> _Requirements_
Look through the listing below and work out how many of its lines hold the word "JSON". Give only the number.

(Excerpts from a figure dataset)
+++

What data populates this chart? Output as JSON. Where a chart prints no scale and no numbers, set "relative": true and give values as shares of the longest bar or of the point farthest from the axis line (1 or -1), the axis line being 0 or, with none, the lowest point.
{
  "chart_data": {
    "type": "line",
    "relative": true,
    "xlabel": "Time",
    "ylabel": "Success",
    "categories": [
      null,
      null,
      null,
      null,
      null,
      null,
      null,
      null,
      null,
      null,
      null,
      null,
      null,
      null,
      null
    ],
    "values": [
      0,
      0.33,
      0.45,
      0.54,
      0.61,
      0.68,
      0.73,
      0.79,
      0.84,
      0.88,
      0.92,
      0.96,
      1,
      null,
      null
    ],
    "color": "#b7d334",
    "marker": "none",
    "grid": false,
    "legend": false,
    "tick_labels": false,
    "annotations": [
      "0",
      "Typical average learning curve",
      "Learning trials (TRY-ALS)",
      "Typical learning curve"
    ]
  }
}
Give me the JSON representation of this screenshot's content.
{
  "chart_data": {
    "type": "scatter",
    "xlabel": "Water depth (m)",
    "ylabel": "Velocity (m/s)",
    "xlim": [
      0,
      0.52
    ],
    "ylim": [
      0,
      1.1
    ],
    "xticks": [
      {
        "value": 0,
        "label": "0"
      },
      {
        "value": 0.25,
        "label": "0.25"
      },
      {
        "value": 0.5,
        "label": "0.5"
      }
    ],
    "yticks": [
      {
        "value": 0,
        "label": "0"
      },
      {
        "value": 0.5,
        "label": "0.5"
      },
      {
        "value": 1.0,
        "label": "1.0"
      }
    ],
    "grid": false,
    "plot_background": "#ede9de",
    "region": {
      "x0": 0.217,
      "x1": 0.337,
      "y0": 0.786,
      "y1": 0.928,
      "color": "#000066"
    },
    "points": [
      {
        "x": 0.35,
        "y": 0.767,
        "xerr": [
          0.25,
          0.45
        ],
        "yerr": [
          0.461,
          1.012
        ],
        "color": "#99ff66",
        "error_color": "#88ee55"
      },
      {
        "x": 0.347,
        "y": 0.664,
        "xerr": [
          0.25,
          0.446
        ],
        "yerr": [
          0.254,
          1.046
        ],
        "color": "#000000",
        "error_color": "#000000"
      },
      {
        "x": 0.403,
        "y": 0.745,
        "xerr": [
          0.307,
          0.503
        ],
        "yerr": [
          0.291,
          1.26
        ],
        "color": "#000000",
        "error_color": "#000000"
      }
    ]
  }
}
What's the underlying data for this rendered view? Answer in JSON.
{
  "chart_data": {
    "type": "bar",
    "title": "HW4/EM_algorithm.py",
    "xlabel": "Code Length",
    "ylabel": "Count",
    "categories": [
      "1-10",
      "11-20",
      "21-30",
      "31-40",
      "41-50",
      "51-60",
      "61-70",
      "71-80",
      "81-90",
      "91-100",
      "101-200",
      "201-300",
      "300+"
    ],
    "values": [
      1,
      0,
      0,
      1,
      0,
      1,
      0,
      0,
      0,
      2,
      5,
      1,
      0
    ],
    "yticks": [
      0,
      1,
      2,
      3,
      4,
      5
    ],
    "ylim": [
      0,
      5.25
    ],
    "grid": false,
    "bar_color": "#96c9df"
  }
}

+++

> _Solved problem_
3